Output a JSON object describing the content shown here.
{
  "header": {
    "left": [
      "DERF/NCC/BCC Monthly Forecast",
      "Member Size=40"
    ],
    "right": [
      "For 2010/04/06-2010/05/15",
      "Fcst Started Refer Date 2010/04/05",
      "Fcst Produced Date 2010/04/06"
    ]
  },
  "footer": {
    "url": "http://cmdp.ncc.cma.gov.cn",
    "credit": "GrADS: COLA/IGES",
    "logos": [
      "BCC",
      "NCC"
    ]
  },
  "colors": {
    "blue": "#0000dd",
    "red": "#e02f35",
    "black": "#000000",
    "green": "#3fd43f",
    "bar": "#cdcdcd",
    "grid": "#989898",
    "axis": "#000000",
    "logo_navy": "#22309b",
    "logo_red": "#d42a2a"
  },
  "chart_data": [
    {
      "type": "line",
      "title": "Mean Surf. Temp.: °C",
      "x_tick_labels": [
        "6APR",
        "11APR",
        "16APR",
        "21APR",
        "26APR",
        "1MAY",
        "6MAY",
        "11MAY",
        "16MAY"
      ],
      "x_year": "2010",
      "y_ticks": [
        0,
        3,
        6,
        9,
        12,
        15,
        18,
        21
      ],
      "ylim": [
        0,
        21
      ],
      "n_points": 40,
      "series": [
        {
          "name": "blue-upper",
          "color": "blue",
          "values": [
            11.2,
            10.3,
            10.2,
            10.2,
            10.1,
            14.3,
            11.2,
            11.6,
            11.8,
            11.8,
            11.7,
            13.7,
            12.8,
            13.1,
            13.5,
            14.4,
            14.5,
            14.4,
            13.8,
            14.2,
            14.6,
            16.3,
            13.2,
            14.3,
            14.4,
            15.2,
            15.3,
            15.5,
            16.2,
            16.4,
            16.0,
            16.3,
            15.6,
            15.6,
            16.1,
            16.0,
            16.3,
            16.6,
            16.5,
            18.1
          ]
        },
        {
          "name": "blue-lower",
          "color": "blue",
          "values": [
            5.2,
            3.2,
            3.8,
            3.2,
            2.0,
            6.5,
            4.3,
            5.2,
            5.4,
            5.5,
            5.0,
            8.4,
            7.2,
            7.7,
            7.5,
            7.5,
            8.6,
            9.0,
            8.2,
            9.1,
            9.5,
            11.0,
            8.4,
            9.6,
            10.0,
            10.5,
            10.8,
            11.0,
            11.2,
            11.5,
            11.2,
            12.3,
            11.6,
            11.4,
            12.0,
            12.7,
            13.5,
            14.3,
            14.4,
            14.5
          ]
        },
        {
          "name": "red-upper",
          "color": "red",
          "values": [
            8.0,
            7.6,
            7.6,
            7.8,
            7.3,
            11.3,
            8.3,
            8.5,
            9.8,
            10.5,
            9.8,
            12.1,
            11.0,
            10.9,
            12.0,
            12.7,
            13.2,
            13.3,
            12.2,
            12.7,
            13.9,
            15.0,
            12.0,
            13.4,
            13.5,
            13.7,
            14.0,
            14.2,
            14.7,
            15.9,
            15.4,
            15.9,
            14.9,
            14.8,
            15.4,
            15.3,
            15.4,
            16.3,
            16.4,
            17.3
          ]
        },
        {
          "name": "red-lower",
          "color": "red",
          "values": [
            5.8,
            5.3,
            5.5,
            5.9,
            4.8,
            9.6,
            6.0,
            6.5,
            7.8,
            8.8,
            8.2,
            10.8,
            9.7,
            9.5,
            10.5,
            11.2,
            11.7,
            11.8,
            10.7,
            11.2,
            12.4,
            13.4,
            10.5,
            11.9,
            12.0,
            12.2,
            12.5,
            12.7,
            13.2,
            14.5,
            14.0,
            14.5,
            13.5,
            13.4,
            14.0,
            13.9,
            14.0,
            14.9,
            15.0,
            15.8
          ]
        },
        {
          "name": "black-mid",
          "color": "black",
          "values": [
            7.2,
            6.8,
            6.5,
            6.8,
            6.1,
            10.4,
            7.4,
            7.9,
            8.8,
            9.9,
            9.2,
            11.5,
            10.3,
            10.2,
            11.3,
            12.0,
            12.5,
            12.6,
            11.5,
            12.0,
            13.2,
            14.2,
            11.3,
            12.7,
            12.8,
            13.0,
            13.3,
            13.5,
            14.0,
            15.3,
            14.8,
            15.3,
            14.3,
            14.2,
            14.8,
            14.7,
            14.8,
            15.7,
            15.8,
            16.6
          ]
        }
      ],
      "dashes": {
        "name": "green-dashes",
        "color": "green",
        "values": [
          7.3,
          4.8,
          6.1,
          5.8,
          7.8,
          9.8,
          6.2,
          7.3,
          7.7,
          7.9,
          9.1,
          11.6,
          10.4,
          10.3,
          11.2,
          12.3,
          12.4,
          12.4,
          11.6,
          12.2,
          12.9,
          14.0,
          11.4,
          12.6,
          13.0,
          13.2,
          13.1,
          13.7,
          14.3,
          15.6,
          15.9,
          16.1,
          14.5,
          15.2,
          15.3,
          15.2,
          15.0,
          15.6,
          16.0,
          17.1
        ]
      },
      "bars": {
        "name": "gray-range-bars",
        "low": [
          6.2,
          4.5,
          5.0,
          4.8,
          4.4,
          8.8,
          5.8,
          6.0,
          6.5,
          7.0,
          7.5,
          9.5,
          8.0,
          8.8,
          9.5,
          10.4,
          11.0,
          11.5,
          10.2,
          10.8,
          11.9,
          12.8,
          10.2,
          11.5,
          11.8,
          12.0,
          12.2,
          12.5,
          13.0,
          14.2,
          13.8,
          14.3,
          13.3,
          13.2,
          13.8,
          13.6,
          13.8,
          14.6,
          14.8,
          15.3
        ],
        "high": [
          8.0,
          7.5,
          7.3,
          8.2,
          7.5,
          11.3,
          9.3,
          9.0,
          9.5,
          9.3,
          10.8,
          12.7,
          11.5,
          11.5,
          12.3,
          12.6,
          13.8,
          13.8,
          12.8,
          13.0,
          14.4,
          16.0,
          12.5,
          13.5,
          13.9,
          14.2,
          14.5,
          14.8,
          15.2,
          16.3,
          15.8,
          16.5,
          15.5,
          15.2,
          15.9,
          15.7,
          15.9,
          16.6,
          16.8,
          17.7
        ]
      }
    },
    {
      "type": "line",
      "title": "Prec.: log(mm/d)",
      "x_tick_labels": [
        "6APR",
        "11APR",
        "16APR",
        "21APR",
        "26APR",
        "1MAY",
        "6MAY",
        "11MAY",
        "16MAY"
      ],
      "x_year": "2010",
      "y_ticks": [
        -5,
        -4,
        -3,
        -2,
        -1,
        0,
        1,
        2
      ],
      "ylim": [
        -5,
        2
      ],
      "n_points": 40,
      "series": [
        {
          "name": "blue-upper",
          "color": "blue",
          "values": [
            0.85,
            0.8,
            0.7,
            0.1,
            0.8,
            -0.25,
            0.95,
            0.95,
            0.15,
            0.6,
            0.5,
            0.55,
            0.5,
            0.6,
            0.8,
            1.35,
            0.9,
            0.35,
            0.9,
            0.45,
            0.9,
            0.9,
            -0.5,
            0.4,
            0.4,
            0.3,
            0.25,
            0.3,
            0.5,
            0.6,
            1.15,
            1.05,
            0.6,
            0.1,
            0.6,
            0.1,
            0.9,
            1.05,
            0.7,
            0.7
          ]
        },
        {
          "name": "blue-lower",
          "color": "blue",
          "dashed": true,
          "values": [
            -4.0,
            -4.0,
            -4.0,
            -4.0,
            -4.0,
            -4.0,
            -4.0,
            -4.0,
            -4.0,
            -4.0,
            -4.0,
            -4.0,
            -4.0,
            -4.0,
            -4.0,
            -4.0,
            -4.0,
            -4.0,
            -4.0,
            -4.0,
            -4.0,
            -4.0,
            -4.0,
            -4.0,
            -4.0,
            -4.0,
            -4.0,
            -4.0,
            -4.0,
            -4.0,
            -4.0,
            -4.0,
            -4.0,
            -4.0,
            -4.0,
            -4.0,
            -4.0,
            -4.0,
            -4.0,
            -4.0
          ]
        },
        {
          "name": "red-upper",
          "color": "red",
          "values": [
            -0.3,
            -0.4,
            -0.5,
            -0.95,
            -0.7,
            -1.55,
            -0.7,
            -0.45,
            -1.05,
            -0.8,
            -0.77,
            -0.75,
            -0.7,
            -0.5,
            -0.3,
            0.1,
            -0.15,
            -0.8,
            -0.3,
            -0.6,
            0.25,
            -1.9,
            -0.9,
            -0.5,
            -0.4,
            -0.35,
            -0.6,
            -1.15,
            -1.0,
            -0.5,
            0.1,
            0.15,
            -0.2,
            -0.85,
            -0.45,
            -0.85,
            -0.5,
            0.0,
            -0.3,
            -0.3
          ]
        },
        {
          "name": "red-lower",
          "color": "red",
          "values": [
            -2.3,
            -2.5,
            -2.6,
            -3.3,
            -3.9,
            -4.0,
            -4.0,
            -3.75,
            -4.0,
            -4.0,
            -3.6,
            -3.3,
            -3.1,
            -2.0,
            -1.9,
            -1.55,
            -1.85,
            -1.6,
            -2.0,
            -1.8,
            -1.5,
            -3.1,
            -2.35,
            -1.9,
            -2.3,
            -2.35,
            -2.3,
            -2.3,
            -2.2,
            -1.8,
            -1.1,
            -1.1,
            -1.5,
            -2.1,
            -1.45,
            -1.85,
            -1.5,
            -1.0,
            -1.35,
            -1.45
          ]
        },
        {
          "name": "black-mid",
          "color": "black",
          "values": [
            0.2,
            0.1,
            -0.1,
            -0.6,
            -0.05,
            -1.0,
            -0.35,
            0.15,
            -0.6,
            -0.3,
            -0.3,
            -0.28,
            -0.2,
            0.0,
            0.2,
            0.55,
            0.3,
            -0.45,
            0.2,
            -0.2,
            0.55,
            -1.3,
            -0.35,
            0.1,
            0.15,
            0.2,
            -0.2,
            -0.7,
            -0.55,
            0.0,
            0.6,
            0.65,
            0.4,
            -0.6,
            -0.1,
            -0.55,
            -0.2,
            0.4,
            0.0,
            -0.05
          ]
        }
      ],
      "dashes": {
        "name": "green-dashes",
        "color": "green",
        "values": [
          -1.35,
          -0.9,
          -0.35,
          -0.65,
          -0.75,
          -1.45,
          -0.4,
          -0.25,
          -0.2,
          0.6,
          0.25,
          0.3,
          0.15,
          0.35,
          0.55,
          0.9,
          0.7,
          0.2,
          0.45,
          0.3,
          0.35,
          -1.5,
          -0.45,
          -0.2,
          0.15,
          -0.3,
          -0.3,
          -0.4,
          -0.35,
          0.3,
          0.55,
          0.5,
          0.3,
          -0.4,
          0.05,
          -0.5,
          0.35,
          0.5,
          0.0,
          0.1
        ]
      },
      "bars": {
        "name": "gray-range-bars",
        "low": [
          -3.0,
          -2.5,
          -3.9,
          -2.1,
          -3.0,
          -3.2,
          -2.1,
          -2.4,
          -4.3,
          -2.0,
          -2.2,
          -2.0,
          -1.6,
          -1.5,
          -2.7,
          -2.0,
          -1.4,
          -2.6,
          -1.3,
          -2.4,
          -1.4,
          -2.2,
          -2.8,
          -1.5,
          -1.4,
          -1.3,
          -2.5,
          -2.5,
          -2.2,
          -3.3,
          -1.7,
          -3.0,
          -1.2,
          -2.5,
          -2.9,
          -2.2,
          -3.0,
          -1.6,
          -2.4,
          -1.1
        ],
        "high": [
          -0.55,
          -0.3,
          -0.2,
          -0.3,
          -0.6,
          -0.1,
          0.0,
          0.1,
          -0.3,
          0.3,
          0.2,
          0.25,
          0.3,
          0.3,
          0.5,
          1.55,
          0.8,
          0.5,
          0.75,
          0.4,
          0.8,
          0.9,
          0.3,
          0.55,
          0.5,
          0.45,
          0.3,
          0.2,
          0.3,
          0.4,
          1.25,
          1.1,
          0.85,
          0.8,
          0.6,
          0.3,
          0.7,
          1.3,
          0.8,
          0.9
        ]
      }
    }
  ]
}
+ + + + + + +
:: The exercise ::
Gather all lines from the listing above in which "title" occurs.

:: Task answer ::
      "title": "Mean Surf. Temp.: °C",
      "title": "Prec.: log(mm/d)",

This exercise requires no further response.